**TASK DETAILS**
Set down the material below in full, matching it exactly.
— start of EXERCISE INPUTS —
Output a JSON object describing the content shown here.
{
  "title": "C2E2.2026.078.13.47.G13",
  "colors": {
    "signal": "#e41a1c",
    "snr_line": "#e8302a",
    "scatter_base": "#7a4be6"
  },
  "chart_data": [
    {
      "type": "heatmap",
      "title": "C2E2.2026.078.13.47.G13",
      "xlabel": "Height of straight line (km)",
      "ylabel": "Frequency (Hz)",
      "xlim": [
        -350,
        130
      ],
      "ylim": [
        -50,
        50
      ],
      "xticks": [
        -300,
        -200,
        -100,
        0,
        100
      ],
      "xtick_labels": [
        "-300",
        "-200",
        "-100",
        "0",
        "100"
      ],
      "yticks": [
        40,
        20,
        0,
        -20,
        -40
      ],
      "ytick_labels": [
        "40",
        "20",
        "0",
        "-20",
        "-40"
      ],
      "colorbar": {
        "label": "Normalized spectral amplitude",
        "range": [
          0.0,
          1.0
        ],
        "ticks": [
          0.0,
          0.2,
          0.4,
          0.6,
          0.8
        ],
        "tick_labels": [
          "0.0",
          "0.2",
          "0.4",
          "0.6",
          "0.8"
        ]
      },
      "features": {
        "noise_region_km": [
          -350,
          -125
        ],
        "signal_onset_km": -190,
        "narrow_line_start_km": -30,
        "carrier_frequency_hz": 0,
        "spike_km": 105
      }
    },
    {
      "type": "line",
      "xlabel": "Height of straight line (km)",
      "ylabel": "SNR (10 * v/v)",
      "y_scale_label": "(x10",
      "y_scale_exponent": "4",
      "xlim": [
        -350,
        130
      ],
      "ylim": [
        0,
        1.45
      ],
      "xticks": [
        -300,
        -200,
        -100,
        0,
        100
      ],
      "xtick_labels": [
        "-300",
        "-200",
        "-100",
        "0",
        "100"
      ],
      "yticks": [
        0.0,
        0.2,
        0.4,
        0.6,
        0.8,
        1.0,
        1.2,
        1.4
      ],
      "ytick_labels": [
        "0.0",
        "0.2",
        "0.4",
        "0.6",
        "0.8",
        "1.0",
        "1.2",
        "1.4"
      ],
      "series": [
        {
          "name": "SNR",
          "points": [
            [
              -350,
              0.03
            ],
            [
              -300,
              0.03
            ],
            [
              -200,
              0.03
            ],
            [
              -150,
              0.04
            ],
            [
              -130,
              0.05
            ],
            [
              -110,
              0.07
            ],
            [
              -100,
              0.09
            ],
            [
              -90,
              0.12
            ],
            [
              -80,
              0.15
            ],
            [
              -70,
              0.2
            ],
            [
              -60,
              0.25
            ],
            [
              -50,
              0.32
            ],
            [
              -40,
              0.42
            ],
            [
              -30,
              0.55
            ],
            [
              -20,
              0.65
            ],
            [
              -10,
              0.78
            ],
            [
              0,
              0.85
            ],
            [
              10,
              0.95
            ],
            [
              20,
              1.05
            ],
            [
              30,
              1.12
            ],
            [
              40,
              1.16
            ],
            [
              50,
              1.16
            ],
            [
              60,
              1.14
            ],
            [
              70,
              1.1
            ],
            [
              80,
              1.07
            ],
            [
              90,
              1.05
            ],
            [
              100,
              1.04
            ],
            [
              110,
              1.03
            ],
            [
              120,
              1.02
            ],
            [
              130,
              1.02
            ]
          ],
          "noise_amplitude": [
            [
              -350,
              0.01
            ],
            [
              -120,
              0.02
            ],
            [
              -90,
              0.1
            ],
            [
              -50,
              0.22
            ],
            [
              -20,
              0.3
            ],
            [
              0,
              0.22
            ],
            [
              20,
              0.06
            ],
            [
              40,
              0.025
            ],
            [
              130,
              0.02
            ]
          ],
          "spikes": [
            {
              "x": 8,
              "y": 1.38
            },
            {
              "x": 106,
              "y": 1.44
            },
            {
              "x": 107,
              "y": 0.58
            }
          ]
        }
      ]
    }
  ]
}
— end of EXERCISE INPUTS —
**WORKED SOLUTION**
Output a JSON object describing the content shown here.
{
  "title": "C2E2.2026.078.13.47.G13",
  "colors": {
    "signal": "#e41a1c",
    "snr_line": "#e8302a",
    "scatter_base": "#7a4be6"
  },
  "chart_data": [
    {
      "type": "heatmap",
      "title": "C2E2.2026.078.13.47.G13",
      "xlabel": "Height of straight line (km)",
      "ylabel": "Frequency (Hz)",
      "xlim": [
        -350,
        130
      ],
      "ylim": [
        -50,
        50
      ],
      "xticks": [
        -300,
        -200,
        -100,
        0,
        100
      ],
      "xtick_labels": [
        "-300",
        "-200",
        "-100",
        "0",
        "100"
      ],
      "yticks": [
        40,
        20,
        0,
        -20,
        -40
      ],
      "ytick_labels": [
        "40",
        "20",
        "0",
        "-20",
        "-40"
      ],
      "colorbar": {
        "label": "Normalized spectral amplitude",
        "range": [
          0.0,
          1.0
        ],
        "ticks": [
          0.0,
          0.2,
          0.4,
          0.6,
          0.8
        ],
        "tick_labels": [
          "0.0",
          "0.2",
          "0.4",
          "0.6",
          "0.8"
        ]
      },
      "features": {
        "noise_region_km": [
          -350,
          -125
        ],
        "signal_onset_km": -190,
        "narrow_line_start_km": -30,
        "carrier_frequency_hz": 0,
        "spike_km": 105
      }
    },
    {
      "type": "line",
      "xlabel": "Height of straight line (km)",
      "ylabel": "SNR (10 * v/v)",
      "y_scale_label": "(x10",
      "y_scale_exponent": "4",
      "xlim": [
        -350,
        130
      ],
      "ylim": [
        0,
        1.45
      ],
      "xticks": [
        -300,
        -200,
        -100,
        0,
        100
      ],
      "xtick_labels": [
        "-300",
        "-200",
        "-100",
        "0",
        "100"
      ],
      "yticks": [
        0.0,
        0.2,
        0.4,
        0.6,
        0.8,
        1.0,
        1.2,
        1.4
      ],
      "ytick_labels": [
        "0.0",
        "0.2",
        "0.4",
        "0.6",
        "0.8",
        "1.0",
        "1.2",
        "1.4"
      ],
      "series": [
        {
          "name": "SNR",
          "points": [
            [
              -350,
              0.03
            ],
            [
              -300,
              0.03
            ],
            [
              -200,
              0.03
            ],
            [
              -150,
              0.04
            ],
            [
              -130,
              0.05
            ],
            [
              -110,
              0.07
            ],
            [
              -100,
              0.09
            ],
            [
              -90,
              0.12
            ],
            [
              -80,
              0.15
            ],
            [
              -70,
              0.2
            ],
            [
              -60,
              0.25
            ],
            [
              -50,
              0.32
            ],
            [
              -40,
              0.42
            ],
            [
              -30,
              0.55
            ],
            [
              -20,
              0.65
            ],
            [
              -10,
              0.78
            ],
            [
              0,
              0.85
            ],
            [
              10,
              0.95
            ],
            [
              20,
              1.05
            ],
            [
              30,
              1.12
            ],
            [
              40,
              1.16
            ],
            [
              50,
              1.16
            ],
            [
              60,
              1.14
            ],
            [
              70,
              1.1
            ],
            [
              80,
              1.07
            ],
            [
              90,
              1.05
            ],
            [
              100,
              1.04
            ],
            [
              110,
              1.03
            ],
            [
              120,
              1.02
            ],
            [
              130,
              1.02
            ]
          ],
          "noise_amplitude": [
            [
              -350,
              0.01
            ],
            [
              -120,
              0.02
            ],
            [
              -90,
              0.1
            ],
            [
              -50,
              0.22
            ],
            [
              -20,
              0.3
            ],
            [
              0,
              0.22
            ],
            [
              20,
              0.06
            ],
            [
              40,
              0.025
            ],
            [
              130,
              0.02
            ]
          ],
          "spikes": [
            {
              "x": 8,
              "y": 1.38
            },
            {
              "x": 106,
              "y": 1.44
            },
            {
              "x": 107,
              "y": 0.58
            }
          ]
        }
      ]
    }
  ]
}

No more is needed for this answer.